Can you write out all of the material below, word for word?
_____
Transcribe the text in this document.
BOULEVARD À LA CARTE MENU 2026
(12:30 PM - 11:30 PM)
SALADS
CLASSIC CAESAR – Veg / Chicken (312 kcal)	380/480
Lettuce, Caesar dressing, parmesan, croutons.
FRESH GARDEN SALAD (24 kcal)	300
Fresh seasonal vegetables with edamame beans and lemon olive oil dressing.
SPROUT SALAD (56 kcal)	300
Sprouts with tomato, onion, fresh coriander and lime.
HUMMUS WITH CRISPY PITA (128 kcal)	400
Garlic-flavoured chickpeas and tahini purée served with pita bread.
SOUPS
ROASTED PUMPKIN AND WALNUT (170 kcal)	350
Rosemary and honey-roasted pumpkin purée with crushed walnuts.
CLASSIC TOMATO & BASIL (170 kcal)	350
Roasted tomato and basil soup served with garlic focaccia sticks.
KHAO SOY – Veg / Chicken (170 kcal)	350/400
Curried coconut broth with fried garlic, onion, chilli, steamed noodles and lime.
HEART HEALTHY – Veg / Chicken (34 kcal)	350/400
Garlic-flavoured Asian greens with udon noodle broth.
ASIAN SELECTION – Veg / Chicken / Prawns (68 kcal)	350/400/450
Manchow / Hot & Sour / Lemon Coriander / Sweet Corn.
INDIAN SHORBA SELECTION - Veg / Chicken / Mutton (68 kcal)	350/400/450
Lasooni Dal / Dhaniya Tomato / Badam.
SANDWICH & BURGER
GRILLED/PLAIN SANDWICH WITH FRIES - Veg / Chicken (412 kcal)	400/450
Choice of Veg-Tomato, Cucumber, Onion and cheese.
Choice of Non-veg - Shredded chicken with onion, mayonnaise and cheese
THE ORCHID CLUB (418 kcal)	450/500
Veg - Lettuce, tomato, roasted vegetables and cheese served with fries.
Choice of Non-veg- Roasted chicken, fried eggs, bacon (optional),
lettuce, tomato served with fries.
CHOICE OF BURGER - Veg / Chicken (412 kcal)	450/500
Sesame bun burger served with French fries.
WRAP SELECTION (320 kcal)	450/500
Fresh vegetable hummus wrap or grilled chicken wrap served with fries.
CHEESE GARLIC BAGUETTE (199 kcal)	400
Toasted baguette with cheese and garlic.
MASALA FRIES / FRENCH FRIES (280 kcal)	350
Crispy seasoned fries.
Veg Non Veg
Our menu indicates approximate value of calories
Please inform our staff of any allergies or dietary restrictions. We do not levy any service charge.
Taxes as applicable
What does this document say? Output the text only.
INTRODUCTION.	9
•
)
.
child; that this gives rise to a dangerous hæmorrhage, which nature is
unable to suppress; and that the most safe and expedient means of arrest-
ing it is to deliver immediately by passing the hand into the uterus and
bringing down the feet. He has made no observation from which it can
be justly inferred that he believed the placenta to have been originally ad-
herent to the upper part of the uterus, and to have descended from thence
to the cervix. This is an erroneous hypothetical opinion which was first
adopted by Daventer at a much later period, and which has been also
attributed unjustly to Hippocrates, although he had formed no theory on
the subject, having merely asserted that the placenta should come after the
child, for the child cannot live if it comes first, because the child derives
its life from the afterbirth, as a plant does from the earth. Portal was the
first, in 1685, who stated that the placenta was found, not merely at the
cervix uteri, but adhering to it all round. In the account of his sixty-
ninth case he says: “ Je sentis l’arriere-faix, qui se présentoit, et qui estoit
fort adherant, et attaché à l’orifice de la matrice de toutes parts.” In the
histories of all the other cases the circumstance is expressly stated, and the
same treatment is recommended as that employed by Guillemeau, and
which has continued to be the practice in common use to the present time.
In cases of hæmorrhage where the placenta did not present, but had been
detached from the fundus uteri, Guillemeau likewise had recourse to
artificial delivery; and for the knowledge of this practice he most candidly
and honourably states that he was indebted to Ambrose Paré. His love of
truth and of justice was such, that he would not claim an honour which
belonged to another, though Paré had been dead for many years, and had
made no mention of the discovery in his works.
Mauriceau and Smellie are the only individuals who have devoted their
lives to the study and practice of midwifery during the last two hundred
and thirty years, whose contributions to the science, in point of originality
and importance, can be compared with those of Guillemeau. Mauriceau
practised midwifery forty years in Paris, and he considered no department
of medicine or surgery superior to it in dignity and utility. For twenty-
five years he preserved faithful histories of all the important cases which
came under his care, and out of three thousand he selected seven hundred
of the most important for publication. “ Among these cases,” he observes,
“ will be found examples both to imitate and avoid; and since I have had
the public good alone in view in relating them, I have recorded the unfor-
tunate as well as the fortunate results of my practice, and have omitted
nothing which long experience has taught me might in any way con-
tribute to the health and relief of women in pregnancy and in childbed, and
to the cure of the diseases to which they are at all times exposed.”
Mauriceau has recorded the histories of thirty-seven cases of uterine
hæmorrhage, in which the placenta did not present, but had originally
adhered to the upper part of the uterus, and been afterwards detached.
_____
- _Solution for this task_
Transcribe the text in this document.
BOULEVARD À LA CARTE MENU 2026
(12:30 PM - 11:30 PM)
SALADS
CLASSIC CAESAR – Veg / Chicken (312 kcal)	380/480
Lettuce, Caesar dressing, parmesan, croutons.
FRESH GARDEN SALAD (24 kcal)	300
Fresh seasonal vegetables with edamame beans and lemon olive oil dressing.
SPROUT SALAD (56 kcal)	300
Sprouts with tomato, onion, fresh coriander and lime.
HUMMUS WITH CRISPY PITA (128 kcal)	400
Garlic-flavoured chickpeas and tahini purée served with pita bread.
SOUPS
ROASTED PUMPKIN AND WALNUT (170 kcal)	350
Rosemary and honey-roasted pumpkin purée with crushed walnuts.
CLASSIC TOMATO & BASIL (170 kcal)	350
Roasted tomato and basil soup served with garlic focaccia sticks.
KHAO SOY – Veg / Chicken (170 kcal)	350/400
Curried coconut broth with fried garlic, onion, chilli, steamed noodles and lime.
HEART HEALTHY – Veg / Chicken (34 kcal)	350/400
Garlic-flavoured Asian greens with udon noodle broth.
ASIAN SELECTION – Veg / Chicken / Prawns (68 kcal)	350/400/450
Manchow / Hot & Sour / Lemon Coriander / Sweet Corn.
INDIAN SHORBA SELECTION - Veg / Chicken / Mutton (68 kcal)	350/400/450
Lasooni Dal / Dhaniya Tomato / Badam.
SANDWICH & BURGER
GRILLED/PLAIN SANDWICH WITH FRIES - Veg / Chicken (412 kcal)	400/450
Choice of Veg-Tomato, Cucumber, Onion and cheese.
Choice of Non-veg - Shredded chicken with onion, mayonnaise and cheese
THE ORCHID CLUB (418 kcal)	450/500
Veg - Lettuce, tomato, roasted vegetables and cheese served with fries.
Choice of Non-veg- Roasted chicken, fried eggs, bacon (optional),
lettuce, tomato served with fries.
CHOICE OF BURGER - Veg / Chicken (412 kcal)	450/500
Sesame bun burger served with French fries.
WRAP SELECTION (320 kcal)	450/500
Fresh vegetable hummus wrap or grilled chicken wrap served with fries.
CHEESE GARLIC BAGUETTE (199 kcal)	400
Toasted baguette with cheese and garlic.
MASALA FRIES / FRENCH FRIES (280 kcal)	350
Crispy seasoned fries.
Veg Non Veg
Our menu indicates approximate value of calories
Please inform our staff of any allergies or dietary restrictions. We do not levy any service charge.
Taxes as applicable
What does this document say? Output the text only.
INTRODUCTION.	9
•
)
.
child; that this gives rise to a dangerous hæmorrhage, which nature is
unable to suppress; and that the most safe and expedient means of arrest-
ing it is to deliver immediately by passing the hand into the uterus and
bringing down the feet. He has made no observation from which it can
be justly inferred that he believed the placenta to have been originally ad-
herent to the upper part of the uterus, and to have descended from thence
to the cervix. This is an erroneous hypothetical opinion which was first
adopted by Daventer at a much later period, and which has been also
attributed unjustly to Hippocrates, although he had formed no theory on
the subject, having merely asserted that the placenta should come after the
child, for the child cannot live if it comes first, because the child derives
its life from the afterbirth, as a plant does from the earth. Portal was the
first, in 1685, who stated that the placenta was found, not merely at the
cervix uteri, but adhering to it all round. In the account of his sixty-
ninth case he says: “ Je sentis l’arriere-faix, qui se présentoit, et qui estoit
fort adherant, et attaché à l’orifice de la matrice de toutes parts.” In the
histories of all the other cases the circumstance is expressly stated, and the
same treatment is recommended as that employed by Guillemeau, and
which has continued to be the practice in common use to the present time.
In cases of hæmorrhage where the placenta did not present, but had been
detached from the fundus uteri, Guillemeau likewise had recourse to
artificial delivery; and for the knowledge of this practice he most candidly
and honourably states that he was indebted to Ambrose Paré. His love of
truth and of justice was such, that he would not claim an honour which
belonged to another, though Paré had been dead for many years, and had
made no mention of the discovery in his works.
Mauriceau and Smellie are the only individuals who have devoted their
lives to the study and practice of midwifery during the last two hundred
and thirty years, whose contributions to the science, in point of originality
and importance, can be compared with those of Guillemeau. Mauriceau
practised midwifery forty years in Paris, and he considered no department
of medicine or surgery superior to it in dignity and utility. For twenty-
five years he preserved faithful histories of all the important cases which
came under his care, and out of three thousand he selected seven hundred
of the most important for publication. “ Among these cases,” he observes,
“ will be found examples both to imitate and avoid; and since I have had
the public good alone in view in relating them, I have recorded the unfor-
tunate as well as the fortunate results of my practice, and have omitted
nothing which long experience has taught me might in any way con-
tribute to the health and relief of women in pregnancy and in childbed, and
to the cure of the diseases to which they are at all times exposed.”
Mauriceau has recorded the histories of thirty-seven cases of uterine
hæmorrhage, in which the placenta did not present, but had originally
adhered to the upper part of the uterus, and been afterwards detached.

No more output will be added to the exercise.